EXERCISE OBJECTIVE
Continue the passage on the Air Force Court of Criminal Appeals, picking up after its final sentence.

EXTRACT TO READ
====
United States Article I court

The Air Force Court of Criminal Appeals (AFCCA) is an independent appellate judicial body authorized by Congress and established by the Judge Advocate General of the Air Force pursuant to the exclusive authority under (a). The Court hears and decides appeals of United States Air Force and Space Force court-martial convictions and appeals pendente lite. Its appellate judges are assigned to the Court by The Judge Advocate General. The Judge Advocate General instructs court-martial convening authorities to take action in accordance with the Court's decisions.

The Air Force Court of Criminal Appeals is located at Andrews Air Force Base in Prince George's County, Maryland.

==Jurisdiction==
The court conducts mandatory review of all courts-martial of Air Force members referred to the court (unless waived by the appellant) pursuant to Articles 62, 66, 69, and 73 of the Uniform Code of Military Justice, and, when necessary in furtherance of its jurisdiction, reviews all petitions for extraordinary relief properly filed before it.
====
RECORDS SUPPLIED
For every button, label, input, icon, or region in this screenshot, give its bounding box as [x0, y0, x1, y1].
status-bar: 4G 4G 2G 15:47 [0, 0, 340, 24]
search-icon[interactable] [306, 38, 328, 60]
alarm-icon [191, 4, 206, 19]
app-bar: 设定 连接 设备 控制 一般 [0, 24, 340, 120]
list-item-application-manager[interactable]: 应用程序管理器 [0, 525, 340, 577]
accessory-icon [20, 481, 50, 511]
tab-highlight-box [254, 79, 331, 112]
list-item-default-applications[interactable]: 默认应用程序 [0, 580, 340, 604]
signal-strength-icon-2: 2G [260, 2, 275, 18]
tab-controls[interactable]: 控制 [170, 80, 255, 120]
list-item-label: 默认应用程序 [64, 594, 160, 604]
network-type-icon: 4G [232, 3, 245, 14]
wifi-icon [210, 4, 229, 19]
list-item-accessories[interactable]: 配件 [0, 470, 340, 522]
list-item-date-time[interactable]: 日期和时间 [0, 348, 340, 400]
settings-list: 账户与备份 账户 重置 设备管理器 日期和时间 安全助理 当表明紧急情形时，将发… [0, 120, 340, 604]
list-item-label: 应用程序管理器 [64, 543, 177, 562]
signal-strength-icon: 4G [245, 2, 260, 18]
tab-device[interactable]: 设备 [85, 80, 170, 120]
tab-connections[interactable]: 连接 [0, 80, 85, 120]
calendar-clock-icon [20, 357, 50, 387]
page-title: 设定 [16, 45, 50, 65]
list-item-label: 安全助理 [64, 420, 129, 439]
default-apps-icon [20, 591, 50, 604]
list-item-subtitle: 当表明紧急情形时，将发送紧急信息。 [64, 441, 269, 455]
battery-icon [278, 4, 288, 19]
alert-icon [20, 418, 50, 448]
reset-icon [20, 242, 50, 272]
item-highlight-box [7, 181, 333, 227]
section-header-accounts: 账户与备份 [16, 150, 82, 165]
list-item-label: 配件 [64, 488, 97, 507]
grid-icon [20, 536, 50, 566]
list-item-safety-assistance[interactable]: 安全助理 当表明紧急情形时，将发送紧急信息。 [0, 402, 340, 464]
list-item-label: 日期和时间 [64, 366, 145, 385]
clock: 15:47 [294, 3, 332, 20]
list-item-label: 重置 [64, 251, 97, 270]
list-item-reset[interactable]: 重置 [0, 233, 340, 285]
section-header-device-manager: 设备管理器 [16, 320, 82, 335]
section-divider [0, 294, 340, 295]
====
OUTPUT FOR THIS EXERCISE
This includes:
1. all trials by court-martial in which the sentence includes confinement for one year or longer, a bad-conduct or dishonorable discharge, dismissal of a commissioned officer or cadet, or death;
2. all cases reviewed by the Judge Advocate General of the Air Force and forwarded for review under UCMJ Article 69(d);
3. certain government appeals of orders or rulings of military trial judges that terminate proceedings, exclude evidence, or which concern the disclosure of classified information; and
4. petitions for new trial referred by the Judge Advocate General; and
5. petitions for extraordinary relief, including writs of mandamus, writs of prohibition, writs of habeas corpus, and writs of error coram nobis.

The next level of appeal from the AFCCA is the United States Court of Appeals for the Armed Forces.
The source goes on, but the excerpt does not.